■ Data rows ■
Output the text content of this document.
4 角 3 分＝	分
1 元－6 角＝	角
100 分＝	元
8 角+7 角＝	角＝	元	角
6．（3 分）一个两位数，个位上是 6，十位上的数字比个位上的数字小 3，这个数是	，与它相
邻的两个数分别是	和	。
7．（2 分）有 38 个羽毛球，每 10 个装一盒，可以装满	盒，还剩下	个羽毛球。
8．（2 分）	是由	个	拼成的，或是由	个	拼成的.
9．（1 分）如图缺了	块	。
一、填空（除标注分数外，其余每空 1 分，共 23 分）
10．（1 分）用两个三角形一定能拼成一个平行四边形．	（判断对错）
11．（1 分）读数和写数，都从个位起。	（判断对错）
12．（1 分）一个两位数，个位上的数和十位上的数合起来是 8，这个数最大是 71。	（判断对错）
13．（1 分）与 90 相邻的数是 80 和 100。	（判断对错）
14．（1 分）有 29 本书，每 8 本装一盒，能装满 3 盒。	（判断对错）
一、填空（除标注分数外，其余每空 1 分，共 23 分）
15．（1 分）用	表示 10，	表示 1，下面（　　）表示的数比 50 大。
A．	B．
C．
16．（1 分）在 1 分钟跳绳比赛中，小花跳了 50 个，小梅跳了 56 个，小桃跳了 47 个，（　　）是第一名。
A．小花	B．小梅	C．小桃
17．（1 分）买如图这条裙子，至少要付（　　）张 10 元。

■ What you have to do ■
Extract the full listing above without altering anything.

■ Exercise solution ■
Output the text content of this document.
4 角 3 分＝	分
1 元－6 角＝	角
100 分＝	元
8 角+7 角＝	角＝	元	角
6．（3 分）一个两位数，个位上是 6，十位上的数字比个位上的数字小 3，这个数是	，与它相
邻的两个数分别是	和	。
7．（2 分）有 38 个羽毛球，每 10 个装一盒，可以装满	盒，还剩下	个羽毛球。
8．（2 分）	是由	个	拼成的，或是由	个	拼成的.
9．（1 分）如图缺了	块	。
一、填空（除标注分数外，其余每空 1 分，共 23 分）
10．（1 分）用两个三角形一定能拼成一个平行四边形．	（判断对错）
11．（1 分）读数和写数，都从个位起。	（判断对错）
12．（1 分）一个两位数，个位上的数和十位上的数合起来是 8，这个数最大是 71。	（判断对错）
13．（1 分）与 90 相邻的数是 80 和 100。	（判断对错）
14．（1 分）有 29 本书，每 8 本装一盒，能装满 3 盒。	（判断对错）
一、填空（除标注分数外，其余每空 1 分，共 23 分）
15．（1 分）用	表示 10，	表示 1，下面（　　）表示的数比 50 大。
A．	B．
C．
16．（1 分）在 1 分钟跳绳比赛中，小花跳了 50 个，小梅跳了 56 个，小桃跳了 47 个，（　　）是第一名。
A．小花	B．小梅	C．小桃
17．（1 分）买如图这条裙子，至少要付（　　）张 10 元。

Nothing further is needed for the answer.